* [Written task]: Pull out every line below that holds the word "Length".

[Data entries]
↓↓↓

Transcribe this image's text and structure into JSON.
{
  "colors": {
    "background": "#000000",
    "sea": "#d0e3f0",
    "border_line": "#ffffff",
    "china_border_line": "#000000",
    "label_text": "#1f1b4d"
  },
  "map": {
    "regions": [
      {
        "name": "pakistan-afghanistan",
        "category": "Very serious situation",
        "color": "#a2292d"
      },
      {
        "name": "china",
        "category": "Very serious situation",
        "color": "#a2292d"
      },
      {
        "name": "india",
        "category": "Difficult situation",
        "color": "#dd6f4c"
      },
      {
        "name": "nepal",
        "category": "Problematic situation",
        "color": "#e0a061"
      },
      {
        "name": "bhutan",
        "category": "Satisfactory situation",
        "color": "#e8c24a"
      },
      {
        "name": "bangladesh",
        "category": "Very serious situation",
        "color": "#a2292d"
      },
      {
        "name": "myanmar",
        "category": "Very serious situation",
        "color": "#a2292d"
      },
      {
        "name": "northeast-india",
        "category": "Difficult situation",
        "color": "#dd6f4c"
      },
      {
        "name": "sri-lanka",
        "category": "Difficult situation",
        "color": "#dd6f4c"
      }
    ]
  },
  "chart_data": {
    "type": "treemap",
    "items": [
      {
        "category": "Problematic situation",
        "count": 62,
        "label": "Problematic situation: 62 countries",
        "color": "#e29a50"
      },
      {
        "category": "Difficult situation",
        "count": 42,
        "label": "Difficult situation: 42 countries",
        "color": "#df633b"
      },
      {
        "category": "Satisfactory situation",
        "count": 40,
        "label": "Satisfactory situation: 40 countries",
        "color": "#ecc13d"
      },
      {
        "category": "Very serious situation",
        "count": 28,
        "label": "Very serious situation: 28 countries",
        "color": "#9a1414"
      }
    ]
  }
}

↑↑↑
↓↓↓

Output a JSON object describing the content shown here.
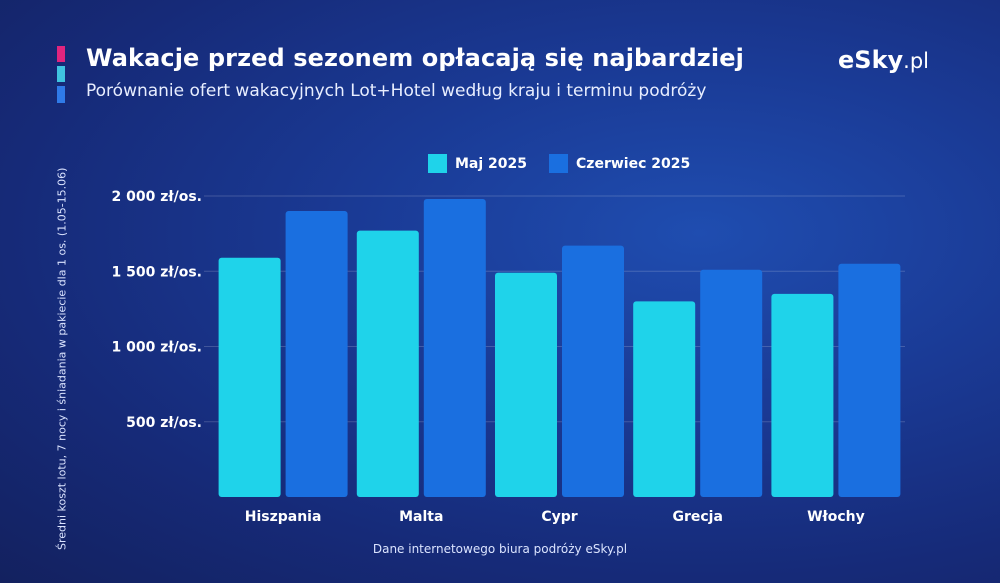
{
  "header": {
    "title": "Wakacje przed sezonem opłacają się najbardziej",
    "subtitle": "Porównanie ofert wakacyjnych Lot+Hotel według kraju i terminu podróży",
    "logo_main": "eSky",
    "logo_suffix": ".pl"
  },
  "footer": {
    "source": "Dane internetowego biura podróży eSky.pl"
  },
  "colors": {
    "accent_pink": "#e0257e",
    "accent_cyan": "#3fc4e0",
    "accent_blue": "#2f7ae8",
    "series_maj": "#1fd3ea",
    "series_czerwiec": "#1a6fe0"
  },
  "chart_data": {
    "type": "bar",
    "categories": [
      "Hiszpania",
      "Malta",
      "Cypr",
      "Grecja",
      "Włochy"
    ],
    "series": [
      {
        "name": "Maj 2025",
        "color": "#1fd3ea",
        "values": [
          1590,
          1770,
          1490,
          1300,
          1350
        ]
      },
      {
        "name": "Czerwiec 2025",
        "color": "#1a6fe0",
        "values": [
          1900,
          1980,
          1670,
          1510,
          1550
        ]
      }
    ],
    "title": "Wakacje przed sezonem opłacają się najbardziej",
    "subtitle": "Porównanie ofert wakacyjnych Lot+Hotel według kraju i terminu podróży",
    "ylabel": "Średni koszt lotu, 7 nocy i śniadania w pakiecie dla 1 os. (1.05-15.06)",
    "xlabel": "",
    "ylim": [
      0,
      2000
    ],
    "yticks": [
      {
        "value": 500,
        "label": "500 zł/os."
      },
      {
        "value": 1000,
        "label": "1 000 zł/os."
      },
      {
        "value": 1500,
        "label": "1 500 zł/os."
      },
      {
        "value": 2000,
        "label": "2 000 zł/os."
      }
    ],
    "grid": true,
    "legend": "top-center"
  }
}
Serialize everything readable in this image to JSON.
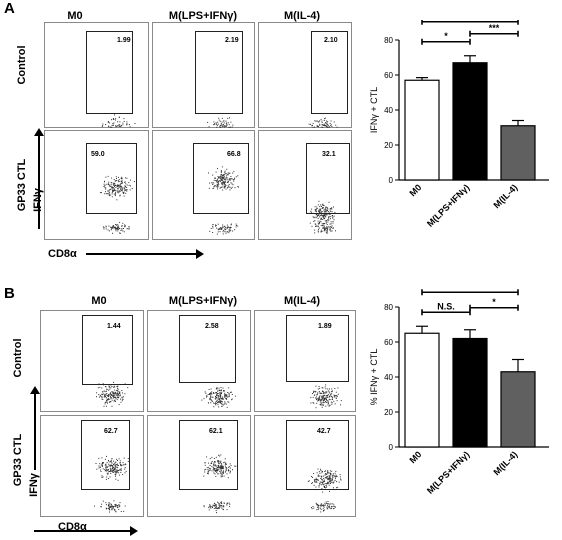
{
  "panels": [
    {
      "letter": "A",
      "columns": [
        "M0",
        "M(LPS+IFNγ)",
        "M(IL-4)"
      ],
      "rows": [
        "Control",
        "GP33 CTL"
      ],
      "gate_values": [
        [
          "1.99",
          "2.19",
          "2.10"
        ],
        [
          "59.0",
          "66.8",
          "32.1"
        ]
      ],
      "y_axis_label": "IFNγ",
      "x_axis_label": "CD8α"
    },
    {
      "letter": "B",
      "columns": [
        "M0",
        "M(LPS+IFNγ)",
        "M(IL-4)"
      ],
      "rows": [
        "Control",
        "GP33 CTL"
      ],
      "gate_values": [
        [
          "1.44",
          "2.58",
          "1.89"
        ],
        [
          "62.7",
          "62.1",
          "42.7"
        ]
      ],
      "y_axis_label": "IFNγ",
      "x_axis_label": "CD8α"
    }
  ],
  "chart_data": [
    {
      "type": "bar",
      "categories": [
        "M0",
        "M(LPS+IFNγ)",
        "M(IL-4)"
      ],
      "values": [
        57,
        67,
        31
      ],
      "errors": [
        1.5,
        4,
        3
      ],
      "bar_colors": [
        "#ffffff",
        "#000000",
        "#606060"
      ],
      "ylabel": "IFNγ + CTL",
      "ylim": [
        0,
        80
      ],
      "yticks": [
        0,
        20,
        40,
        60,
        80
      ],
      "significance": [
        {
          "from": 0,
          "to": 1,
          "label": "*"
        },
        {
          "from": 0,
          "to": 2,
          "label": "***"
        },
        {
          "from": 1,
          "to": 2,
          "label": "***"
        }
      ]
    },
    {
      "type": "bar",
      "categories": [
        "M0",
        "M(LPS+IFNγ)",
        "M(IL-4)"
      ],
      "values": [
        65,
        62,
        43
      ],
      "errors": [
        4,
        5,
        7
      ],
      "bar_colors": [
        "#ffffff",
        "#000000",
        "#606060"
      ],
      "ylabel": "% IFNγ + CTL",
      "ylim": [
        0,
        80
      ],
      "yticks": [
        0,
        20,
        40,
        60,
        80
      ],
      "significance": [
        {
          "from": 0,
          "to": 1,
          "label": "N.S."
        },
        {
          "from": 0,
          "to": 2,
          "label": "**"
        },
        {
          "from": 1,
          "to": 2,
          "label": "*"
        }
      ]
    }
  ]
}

↑↑↑
↓↓↓

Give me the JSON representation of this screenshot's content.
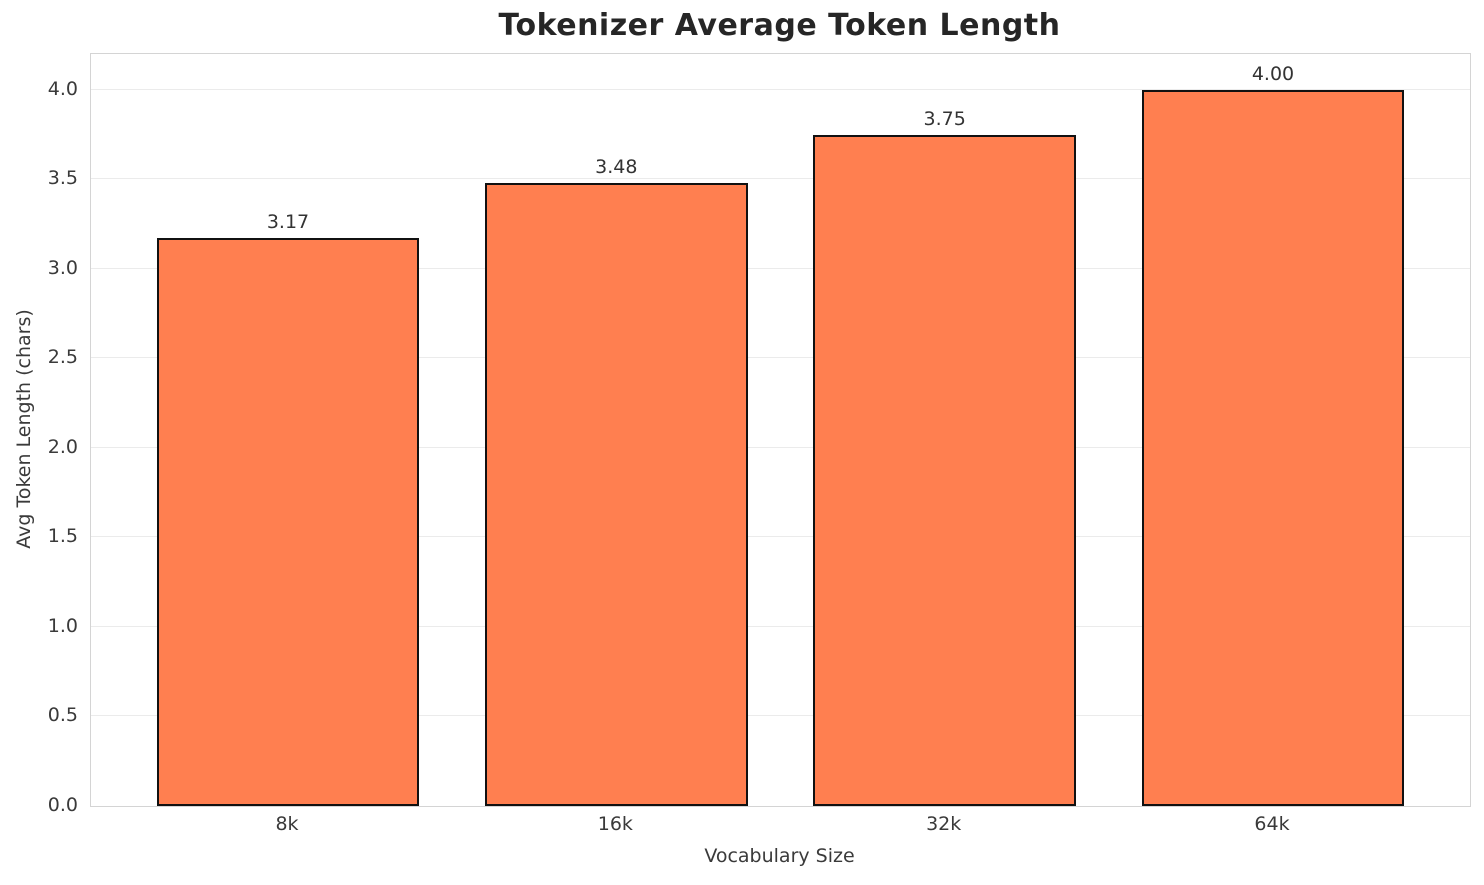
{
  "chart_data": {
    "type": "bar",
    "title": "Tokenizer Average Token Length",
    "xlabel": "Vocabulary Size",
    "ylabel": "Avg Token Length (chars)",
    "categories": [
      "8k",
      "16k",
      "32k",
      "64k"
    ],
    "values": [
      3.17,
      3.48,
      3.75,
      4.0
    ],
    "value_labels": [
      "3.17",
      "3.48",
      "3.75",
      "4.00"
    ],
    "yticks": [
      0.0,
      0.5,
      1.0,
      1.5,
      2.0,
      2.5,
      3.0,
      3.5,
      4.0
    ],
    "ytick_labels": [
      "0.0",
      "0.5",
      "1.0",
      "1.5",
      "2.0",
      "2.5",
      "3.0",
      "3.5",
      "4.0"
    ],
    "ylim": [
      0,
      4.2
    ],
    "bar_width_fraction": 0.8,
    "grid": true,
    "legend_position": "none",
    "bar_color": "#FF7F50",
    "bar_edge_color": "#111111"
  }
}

↑↑↑

* [Task result]:
    "title": "Tokenizer Average Token Length",
    "ylabel": "Avg Token Length (chars)",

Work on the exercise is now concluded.